EXCERPT TO READ:

$\frac{d}{dt} \int_{-\infty}^{\infty} e^{-x^2} \cos(2tx) dx$

Question

Prove that: $\frac{d}{dt} \int_{-\infty}^{\infty} e^{-x^2} \cos(2tx) dx=\int_{-\infty}^{\infty} -2x e^{-x^2} \sin(2tx) dx$

This is my proof:

$\forall \ t \in \mathbb{R}$ (the improper integral coverge absolutely $\forall \ t \in \mathbb{R}$) I consider: $g(t)=\int_{-\infty}^{\infty} e^{-x^2} \cos(2tx) dx$.

BRIEF A: In the forum question, what does the poster say about the convergence of the improper integral?
BRIEF B: From the listing, reproduce word for word the lines between the one holding "research-bar xyxy=(119,823,128,825)" and the one holding "volume-bar xyxy=(408,375,418,390)", inclusive.

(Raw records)

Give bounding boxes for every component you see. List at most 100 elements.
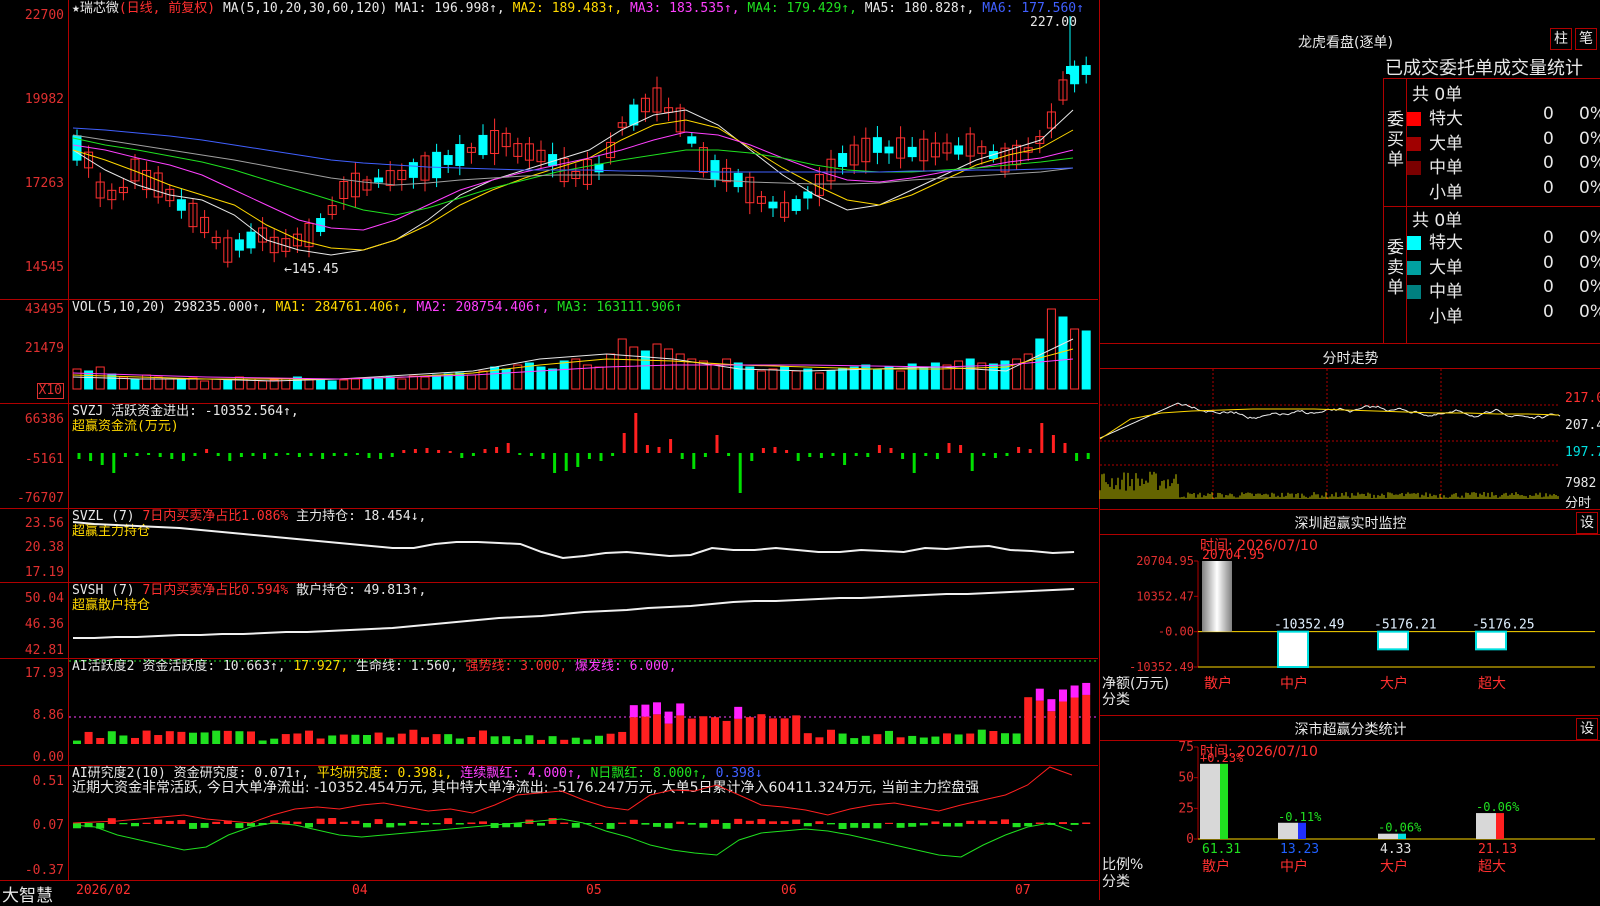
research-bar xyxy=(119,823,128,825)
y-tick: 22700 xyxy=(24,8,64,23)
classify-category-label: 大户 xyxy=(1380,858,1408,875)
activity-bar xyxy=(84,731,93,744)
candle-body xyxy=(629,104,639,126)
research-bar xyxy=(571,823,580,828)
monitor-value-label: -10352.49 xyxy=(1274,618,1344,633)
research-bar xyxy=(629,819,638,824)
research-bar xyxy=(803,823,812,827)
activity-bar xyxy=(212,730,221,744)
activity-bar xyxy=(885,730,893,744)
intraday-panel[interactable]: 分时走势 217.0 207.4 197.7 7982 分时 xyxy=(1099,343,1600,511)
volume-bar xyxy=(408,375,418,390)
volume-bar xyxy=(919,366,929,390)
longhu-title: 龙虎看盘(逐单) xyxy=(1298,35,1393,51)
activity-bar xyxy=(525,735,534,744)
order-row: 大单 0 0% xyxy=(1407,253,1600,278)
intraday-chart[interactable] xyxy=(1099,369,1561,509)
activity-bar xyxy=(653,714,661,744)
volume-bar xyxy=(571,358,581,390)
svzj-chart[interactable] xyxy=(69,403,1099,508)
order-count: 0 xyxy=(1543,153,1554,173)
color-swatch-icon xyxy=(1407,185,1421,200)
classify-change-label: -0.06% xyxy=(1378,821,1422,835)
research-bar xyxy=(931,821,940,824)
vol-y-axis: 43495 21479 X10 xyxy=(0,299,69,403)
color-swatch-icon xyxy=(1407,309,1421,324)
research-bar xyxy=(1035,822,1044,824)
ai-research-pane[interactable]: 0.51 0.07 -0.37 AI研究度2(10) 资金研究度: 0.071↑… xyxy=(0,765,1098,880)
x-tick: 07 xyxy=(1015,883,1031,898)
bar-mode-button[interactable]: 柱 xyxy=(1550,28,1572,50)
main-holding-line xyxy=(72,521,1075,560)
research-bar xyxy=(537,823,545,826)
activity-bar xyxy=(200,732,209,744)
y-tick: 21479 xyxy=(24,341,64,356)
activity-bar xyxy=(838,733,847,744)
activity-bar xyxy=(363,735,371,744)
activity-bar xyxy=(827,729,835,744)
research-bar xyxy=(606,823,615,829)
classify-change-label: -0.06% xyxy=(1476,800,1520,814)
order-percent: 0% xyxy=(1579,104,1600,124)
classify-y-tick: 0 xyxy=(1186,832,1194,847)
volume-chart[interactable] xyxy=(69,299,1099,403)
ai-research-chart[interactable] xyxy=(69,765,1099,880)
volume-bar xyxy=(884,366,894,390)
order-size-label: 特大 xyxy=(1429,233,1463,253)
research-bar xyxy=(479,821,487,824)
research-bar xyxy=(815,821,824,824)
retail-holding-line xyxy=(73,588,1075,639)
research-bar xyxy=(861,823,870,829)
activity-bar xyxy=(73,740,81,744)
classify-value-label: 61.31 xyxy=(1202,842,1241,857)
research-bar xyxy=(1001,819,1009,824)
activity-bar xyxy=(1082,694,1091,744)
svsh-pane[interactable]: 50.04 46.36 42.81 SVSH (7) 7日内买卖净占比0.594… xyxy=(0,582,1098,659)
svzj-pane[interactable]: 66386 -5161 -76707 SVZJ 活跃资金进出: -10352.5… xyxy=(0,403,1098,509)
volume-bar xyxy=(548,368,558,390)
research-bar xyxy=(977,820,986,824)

COMPLETE OUTPUT A: It converges absolutely for every real t.

COMPLETE OUTPUT B:
research-bar xyxy=(119,823,128,825)
y-tick: 22700 xyxy=(24,8,64,23)
classify-category-label: 大户 xyxy=(1380,858,1408,875)
activity-bar xyxy=(84,731,93,744)
candle-body xyxy=(629,104,639,126)
research-bar xyxy=(571,823,580,828)
monitor-value-label: -10352.49 xyxy=(1274,618,1344,633)
research-bar xyxy=(629,819,638,824)
research-bar xyxy=(803,823,812,827)
activity-bar xyxy=(212,730,221,744)
activity-bar xyxy=(885,730,893,744)
intraday-panel[interactable]: 分时走势 217.0 207.4 197.7 7982 分时 xyxy=(1099,343,1600,511)
volume-bar xyxy=(408,375,418,390)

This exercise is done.